/---
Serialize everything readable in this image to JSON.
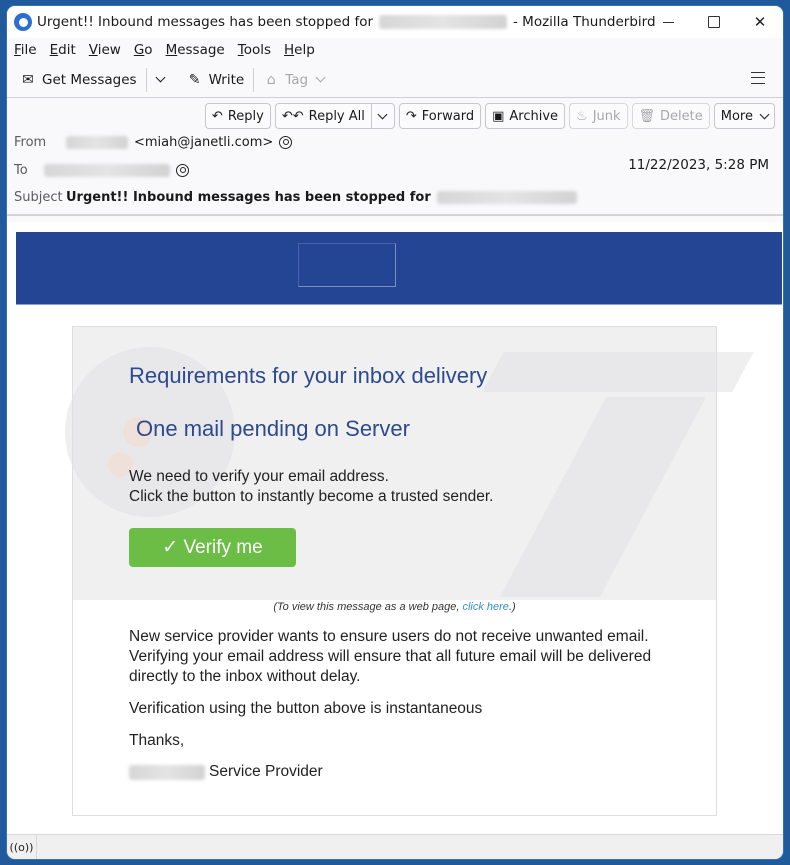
{
  "window": {
    "title_prefix": "Urgent!! Inbound messages has been stopped for",
    "title_suffix": "- Mozilla Thunderbird",
    "controls": {
      "minimize": "minimize",
      "maximize": "maximize",
      "close": "✕"
    }
  },
  "menubar": {
    "items": [
      {
        "label_ul": "F",
        "label_rest": "ile"
      },
      {
        "label_ul": "E",
        "label_rest": "dit"
      },
      {
        "label_ul": "V",
        "label_rest": "iew"
      },
      {
        "label_ul": "G",
        "label_rest": "o"
      },
      {
        "label_ul": "M",
        "label_rest": "essage"
      },
      {
        "label_ul": "T",
        "label_rest": "ools"
      },
      {
        "label_ul": "H",
        "label_rest": "elp"
      }
    ]
  },
  "toolbar": {
    "get_messages": {
      "label": "Get Messages",
      "icon": "✉"
    },
    "write": {
      "label": "Write",
      "icon": "✎"
    },
    "tag": {
      "label": "Tag",
      "icon": "⌂"
    }
  },
  "actions": {
    "reply": {
      "label": "Reply",
      "icon": "↶"
    },
    "reply_all": {
      "label": "Reply All",
      "icon": "↶↶"
    },
    "forward": {
      "label": "Forward",
      "icon": "↷"
    },
    "archive": {
      "label": "Archive",
      "icon": "▣"
    },
    "junk": {
      "label": "Junk",
      "icon": "♨"
    },
    "delete": {
      "label": "Delete",
      "icon": "🗑"
    },
    "more": {
      "label": "More"
    }
  },
  "header": {
    "from_label": "From",
    "from_email": "<miah@janetli.com>",
    "to_label": "To",
    "subject_label": "Subject",
    "subject": "Urgent!! Inbound messages has been stopped for",
    "date": "11/22/2023, 5:28 PM"
  },
  "email": {
    "colors": {
      "banner": "#234593",
      "heading": "#2d4a8f",
      "button": "#6cbd45",
      "link": "#3a8fc7"
    },
    "heading1": "Requirements for your inbox delivery",
    "heading2": "One mail pending on Server",
    "intro_line1": "We need to verify your email address.",
    "intro_line2": "Click the button to instantly become a trusted sender.",
    "verify_button": "✓ Verify me",
    "webview_prefix": "(To view this message as a web page,",
    "webview_link": "click here",
    "webview_suffix": ".)",
    "para1_line1": "New service provider wants to ensure users do not receive unwanted email.",
    "para1_line2": "Verifying your email address will ensure that all future email  will be delivered",
    "para1_line3": "directly to the inbox without delay.",
    "para2": "Verification using the button above is instantaneous",
    "thanks": "Thanks,",
    "signature": "Service Provider"
  },
  "statusbar": {
    "icon": "((o))"
  }
}
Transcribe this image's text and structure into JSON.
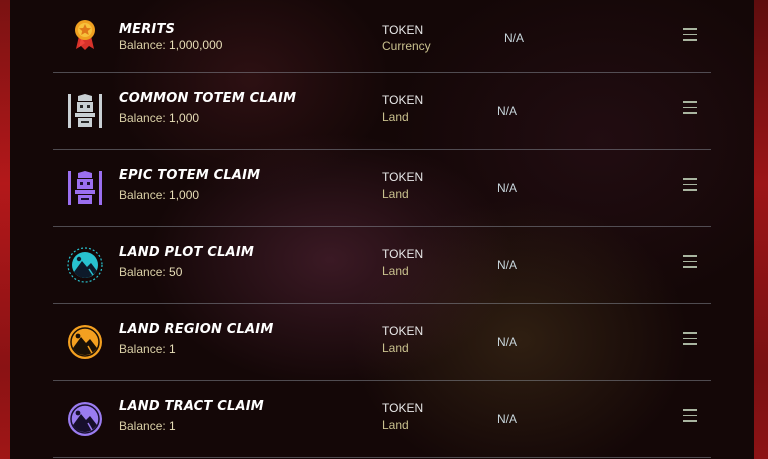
\---
■ **Problem description**: Show the lines of the records that contain the word "address".

■ **Solved problem**:
    "intro_line1": "We need to verify your email address.",
    "para1_line2": "Verifying your email address will ensure that all future email  will be delivered",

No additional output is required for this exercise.